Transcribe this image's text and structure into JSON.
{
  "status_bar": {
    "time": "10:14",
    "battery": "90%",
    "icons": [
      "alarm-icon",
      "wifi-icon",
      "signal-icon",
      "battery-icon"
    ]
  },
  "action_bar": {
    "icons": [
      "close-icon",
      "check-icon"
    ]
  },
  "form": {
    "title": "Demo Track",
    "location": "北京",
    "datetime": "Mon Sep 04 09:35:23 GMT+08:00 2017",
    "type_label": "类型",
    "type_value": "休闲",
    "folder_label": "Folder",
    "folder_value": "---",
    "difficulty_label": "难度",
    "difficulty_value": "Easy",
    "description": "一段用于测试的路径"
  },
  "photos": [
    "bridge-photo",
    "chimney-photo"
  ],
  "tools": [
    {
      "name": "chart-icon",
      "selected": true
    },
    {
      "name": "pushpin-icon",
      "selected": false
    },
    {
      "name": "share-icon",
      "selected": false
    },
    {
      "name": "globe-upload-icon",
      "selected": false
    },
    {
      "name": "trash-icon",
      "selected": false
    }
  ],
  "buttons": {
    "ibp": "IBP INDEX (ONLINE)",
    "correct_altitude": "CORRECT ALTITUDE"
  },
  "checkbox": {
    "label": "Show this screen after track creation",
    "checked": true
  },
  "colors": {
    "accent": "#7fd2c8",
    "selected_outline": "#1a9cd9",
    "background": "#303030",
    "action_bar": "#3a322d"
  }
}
------
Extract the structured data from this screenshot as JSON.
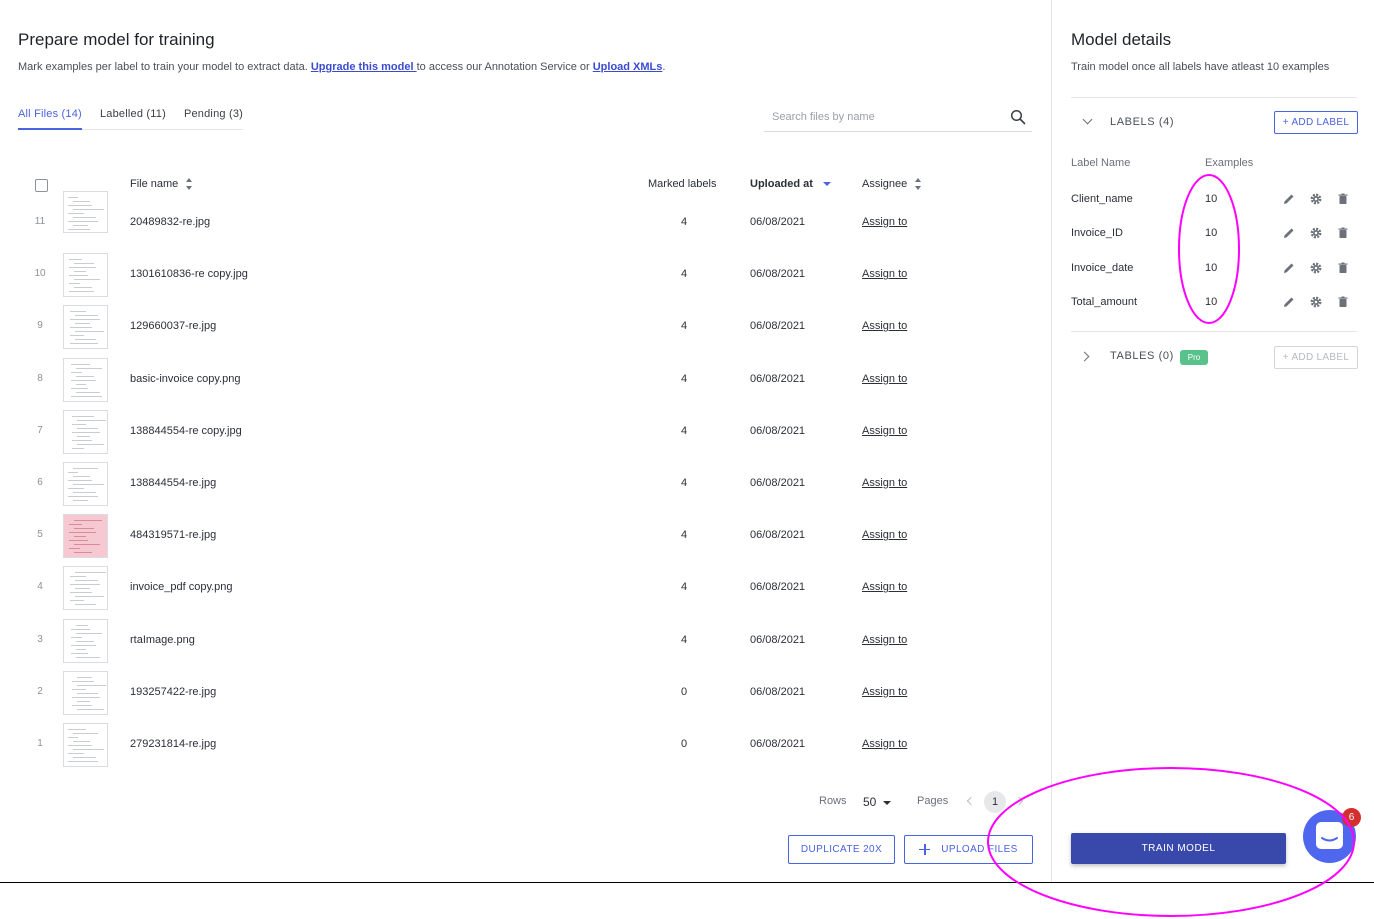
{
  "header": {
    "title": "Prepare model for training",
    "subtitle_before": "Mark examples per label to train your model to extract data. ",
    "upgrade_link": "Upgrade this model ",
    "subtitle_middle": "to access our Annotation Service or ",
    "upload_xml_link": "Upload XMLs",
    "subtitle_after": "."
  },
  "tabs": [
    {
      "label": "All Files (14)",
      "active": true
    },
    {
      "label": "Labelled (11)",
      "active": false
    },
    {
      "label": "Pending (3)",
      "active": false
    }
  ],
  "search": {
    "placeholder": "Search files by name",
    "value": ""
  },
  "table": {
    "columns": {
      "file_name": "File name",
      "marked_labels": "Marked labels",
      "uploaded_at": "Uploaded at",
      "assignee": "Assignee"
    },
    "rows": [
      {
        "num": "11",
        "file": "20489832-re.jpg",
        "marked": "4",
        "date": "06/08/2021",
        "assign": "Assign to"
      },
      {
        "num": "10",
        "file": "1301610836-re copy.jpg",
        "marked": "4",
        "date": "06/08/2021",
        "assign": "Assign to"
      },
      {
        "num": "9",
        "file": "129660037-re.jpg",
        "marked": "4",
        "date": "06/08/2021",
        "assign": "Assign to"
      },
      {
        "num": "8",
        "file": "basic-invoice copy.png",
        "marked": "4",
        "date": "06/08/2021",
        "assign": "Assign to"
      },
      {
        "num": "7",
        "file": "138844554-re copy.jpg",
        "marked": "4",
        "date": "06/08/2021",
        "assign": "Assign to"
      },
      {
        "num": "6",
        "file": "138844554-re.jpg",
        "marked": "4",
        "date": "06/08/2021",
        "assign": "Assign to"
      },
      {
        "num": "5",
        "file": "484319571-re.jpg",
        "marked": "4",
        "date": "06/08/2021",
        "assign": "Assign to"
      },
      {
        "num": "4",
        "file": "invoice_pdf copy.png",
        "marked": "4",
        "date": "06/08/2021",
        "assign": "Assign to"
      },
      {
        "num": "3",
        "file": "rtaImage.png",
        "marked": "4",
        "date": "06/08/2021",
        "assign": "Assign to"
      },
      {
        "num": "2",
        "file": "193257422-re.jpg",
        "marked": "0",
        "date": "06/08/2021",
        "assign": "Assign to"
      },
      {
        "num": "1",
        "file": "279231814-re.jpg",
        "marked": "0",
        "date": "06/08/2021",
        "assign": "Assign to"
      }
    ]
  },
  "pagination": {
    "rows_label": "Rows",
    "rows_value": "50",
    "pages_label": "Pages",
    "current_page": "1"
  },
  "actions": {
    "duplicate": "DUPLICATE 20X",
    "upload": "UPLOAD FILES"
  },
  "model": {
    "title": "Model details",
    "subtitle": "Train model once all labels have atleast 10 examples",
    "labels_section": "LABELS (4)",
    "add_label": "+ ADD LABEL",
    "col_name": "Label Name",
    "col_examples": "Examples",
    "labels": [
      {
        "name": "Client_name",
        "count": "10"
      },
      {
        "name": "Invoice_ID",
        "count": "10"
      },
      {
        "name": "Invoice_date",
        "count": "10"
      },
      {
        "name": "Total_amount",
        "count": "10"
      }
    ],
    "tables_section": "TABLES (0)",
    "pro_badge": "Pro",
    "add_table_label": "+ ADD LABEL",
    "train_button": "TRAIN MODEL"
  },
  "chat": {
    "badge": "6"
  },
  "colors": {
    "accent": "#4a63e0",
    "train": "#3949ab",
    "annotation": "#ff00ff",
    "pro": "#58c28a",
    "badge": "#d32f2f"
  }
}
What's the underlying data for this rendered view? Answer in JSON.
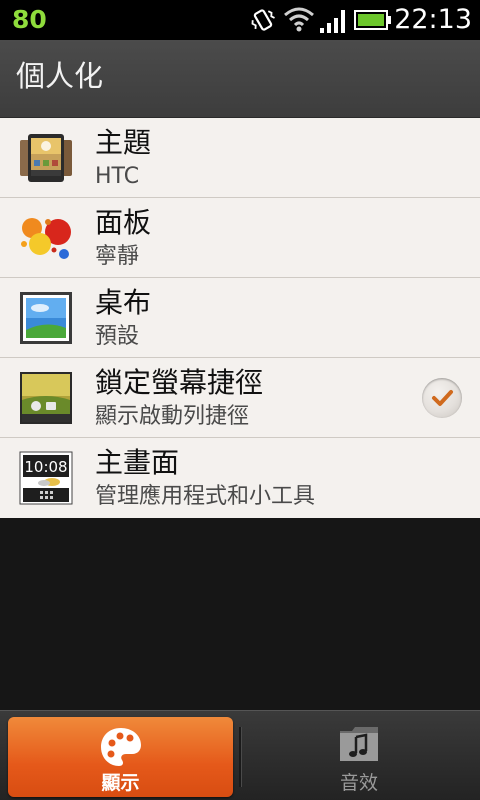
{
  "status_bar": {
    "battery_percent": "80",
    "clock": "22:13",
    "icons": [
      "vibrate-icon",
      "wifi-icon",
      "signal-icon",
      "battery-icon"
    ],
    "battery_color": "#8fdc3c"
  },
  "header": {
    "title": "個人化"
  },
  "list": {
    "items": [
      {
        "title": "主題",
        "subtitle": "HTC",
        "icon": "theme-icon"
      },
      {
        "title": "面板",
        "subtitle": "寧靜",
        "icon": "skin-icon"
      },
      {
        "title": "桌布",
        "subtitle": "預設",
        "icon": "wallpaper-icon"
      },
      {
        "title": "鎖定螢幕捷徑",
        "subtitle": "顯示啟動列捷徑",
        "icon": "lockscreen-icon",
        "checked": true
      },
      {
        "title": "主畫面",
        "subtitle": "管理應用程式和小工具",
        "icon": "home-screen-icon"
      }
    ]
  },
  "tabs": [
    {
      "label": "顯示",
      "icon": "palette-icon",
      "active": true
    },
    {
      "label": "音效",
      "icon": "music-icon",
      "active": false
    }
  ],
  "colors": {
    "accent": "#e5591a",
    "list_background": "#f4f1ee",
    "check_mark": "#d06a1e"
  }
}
------
State how many lines of the entries above include the word "data", offering no text other than the number.

3